◆ Short problem ◆
Copy all lines that contain the word "الشافعي".

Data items
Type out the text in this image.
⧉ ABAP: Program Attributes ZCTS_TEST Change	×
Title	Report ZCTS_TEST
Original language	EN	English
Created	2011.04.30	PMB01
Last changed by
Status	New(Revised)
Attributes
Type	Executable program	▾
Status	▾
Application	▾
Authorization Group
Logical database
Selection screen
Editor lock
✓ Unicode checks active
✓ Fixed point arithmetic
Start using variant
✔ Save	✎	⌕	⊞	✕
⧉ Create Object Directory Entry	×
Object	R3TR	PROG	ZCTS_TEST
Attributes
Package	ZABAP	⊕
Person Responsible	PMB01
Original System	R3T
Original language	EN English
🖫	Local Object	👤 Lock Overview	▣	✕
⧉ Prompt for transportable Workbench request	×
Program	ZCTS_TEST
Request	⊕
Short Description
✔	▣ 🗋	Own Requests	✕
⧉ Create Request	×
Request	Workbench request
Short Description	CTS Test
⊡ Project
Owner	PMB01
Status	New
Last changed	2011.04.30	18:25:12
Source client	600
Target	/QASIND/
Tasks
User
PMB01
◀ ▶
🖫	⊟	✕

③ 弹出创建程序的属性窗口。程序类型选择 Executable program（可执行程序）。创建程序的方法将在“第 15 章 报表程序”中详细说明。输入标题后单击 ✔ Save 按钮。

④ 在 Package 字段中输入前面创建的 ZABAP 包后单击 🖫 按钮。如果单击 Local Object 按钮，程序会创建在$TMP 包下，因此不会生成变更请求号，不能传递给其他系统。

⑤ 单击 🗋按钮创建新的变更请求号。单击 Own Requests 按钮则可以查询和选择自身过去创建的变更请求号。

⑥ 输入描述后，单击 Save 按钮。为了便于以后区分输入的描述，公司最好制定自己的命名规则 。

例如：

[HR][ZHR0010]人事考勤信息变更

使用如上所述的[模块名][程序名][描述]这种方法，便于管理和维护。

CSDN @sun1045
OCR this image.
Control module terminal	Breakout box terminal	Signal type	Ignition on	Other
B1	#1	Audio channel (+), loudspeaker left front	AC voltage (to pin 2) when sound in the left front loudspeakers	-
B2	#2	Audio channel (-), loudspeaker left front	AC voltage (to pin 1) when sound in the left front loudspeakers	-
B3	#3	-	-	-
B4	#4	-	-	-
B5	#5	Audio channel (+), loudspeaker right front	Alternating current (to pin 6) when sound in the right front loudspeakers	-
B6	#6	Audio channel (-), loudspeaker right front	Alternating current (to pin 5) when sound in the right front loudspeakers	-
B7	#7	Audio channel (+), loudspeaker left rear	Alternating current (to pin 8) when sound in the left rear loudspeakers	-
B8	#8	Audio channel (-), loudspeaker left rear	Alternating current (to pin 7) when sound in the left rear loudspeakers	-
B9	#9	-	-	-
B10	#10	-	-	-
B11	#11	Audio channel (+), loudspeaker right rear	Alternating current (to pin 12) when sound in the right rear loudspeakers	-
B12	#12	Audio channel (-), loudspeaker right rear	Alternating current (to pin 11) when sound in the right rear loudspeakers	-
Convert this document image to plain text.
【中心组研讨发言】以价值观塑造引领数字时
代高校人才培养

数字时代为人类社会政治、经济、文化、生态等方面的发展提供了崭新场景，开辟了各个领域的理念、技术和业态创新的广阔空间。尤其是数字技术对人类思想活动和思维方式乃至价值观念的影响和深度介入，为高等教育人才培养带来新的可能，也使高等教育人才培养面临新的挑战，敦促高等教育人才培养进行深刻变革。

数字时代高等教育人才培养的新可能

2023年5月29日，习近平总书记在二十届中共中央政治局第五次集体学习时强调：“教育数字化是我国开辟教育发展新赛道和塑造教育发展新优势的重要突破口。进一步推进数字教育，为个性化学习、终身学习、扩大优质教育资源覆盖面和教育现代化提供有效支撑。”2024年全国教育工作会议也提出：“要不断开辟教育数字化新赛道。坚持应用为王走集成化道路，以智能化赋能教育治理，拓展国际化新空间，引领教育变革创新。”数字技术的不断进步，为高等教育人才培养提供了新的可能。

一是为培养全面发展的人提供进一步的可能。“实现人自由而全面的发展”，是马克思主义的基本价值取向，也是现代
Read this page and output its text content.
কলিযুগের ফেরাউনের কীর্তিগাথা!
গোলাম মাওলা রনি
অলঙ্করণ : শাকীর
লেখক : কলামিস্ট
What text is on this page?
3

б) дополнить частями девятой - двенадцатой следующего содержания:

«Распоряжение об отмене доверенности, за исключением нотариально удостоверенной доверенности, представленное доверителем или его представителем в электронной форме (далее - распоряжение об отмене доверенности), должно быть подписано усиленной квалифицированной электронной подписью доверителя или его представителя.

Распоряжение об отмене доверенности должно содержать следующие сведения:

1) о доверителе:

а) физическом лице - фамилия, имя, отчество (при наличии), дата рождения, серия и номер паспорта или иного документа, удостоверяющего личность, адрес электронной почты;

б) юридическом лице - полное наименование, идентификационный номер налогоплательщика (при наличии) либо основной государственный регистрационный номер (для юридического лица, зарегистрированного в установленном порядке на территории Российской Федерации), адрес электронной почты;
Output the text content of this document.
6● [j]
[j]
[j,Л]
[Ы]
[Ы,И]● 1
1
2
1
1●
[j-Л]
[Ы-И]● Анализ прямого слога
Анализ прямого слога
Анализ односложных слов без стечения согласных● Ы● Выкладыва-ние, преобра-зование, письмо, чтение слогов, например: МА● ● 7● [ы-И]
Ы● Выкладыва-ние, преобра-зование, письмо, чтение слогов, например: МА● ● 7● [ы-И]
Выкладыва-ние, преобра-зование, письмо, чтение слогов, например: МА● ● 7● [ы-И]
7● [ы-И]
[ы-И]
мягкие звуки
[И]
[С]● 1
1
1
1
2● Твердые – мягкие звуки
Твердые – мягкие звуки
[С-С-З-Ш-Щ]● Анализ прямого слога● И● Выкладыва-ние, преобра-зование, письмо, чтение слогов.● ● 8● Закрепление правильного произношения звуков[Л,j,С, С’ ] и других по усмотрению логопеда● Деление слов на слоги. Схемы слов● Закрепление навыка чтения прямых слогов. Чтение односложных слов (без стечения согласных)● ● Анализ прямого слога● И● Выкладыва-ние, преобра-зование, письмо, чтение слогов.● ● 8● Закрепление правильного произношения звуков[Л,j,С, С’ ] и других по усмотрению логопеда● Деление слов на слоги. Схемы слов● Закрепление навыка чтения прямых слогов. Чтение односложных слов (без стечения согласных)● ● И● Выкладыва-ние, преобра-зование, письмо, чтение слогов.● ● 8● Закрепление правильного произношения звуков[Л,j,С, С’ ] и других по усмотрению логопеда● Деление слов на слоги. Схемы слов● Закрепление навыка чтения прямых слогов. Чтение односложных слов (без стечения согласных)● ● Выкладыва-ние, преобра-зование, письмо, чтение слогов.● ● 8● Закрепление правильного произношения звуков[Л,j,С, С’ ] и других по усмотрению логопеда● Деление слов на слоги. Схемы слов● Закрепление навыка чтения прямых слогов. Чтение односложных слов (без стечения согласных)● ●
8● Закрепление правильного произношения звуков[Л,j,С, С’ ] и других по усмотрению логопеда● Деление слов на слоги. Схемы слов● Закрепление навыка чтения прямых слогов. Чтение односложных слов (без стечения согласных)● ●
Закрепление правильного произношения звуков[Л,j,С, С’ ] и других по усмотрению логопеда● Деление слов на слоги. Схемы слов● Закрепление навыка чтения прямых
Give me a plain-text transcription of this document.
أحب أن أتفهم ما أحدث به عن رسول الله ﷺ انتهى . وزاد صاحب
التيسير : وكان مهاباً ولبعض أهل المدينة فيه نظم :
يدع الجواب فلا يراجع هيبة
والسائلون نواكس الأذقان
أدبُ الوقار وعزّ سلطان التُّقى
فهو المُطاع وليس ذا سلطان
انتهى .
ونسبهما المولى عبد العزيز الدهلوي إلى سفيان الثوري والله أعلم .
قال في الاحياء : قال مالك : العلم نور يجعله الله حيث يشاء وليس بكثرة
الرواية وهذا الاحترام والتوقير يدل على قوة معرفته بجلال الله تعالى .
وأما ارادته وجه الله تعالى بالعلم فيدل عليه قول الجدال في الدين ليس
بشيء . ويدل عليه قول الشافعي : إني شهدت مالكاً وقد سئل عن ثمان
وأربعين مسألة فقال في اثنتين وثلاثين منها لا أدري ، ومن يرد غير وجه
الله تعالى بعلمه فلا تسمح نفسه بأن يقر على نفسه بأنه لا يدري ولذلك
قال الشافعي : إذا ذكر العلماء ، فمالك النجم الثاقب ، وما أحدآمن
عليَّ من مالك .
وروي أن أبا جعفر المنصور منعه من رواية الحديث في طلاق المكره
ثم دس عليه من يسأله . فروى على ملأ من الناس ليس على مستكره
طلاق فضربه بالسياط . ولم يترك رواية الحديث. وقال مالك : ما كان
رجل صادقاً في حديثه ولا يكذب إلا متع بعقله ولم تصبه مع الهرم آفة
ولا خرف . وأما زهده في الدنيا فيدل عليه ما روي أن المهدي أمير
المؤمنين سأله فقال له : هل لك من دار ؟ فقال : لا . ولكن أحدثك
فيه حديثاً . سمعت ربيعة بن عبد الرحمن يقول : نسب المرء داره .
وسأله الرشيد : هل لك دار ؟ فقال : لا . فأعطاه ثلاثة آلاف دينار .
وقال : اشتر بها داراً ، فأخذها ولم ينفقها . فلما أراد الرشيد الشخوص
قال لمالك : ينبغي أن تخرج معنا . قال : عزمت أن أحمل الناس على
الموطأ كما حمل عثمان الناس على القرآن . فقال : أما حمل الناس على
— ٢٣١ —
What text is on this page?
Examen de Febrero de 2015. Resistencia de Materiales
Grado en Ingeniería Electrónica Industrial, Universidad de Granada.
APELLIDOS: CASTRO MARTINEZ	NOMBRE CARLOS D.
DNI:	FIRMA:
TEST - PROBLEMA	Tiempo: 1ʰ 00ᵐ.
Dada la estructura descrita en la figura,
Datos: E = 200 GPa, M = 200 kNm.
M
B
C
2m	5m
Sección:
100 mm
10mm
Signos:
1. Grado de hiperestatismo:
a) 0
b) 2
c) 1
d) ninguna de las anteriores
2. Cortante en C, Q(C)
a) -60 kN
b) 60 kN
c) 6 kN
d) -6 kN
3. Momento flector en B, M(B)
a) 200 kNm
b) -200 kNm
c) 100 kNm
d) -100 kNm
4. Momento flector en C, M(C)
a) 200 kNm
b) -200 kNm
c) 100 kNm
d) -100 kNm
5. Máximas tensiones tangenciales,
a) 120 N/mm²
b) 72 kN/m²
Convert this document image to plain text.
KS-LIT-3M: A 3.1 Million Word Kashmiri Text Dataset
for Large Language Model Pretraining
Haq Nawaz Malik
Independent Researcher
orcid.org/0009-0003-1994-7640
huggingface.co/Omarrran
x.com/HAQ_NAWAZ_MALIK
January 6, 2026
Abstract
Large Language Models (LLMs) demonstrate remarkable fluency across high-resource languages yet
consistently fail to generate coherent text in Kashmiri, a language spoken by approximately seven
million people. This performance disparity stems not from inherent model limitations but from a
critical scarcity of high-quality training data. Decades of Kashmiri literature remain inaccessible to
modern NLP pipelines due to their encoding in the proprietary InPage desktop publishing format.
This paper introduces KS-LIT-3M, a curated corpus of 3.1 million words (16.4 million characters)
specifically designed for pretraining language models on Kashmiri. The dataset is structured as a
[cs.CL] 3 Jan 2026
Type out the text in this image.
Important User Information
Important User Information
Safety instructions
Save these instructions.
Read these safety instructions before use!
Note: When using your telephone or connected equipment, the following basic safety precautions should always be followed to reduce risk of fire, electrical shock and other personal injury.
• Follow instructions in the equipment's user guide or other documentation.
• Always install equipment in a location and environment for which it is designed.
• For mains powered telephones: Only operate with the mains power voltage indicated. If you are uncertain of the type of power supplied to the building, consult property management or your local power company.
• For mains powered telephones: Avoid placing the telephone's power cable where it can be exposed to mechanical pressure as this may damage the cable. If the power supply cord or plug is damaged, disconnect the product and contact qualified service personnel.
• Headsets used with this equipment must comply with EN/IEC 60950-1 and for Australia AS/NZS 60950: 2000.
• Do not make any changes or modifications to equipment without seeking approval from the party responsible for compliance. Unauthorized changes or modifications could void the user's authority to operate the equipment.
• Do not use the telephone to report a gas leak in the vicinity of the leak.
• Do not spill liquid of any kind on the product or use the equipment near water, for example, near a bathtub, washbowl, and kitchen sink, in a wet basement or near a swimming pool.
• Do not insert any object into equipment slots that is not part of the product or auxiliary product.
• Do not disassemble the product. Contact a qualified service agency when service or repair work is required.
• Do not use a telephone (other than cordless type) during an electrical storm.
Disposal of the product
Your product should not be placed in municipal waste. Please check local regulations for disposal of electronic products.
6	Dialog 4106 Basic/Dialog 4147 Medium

◆ Solved exercise ◆
بشيء . ويدل عليه قول الشافعي : إني شهدت مالكاً وقد سئل عن ثمان
قال الشافعي : إذا ذكر العلماء ، فمالك النجم الثاقب ، وما أحدآمن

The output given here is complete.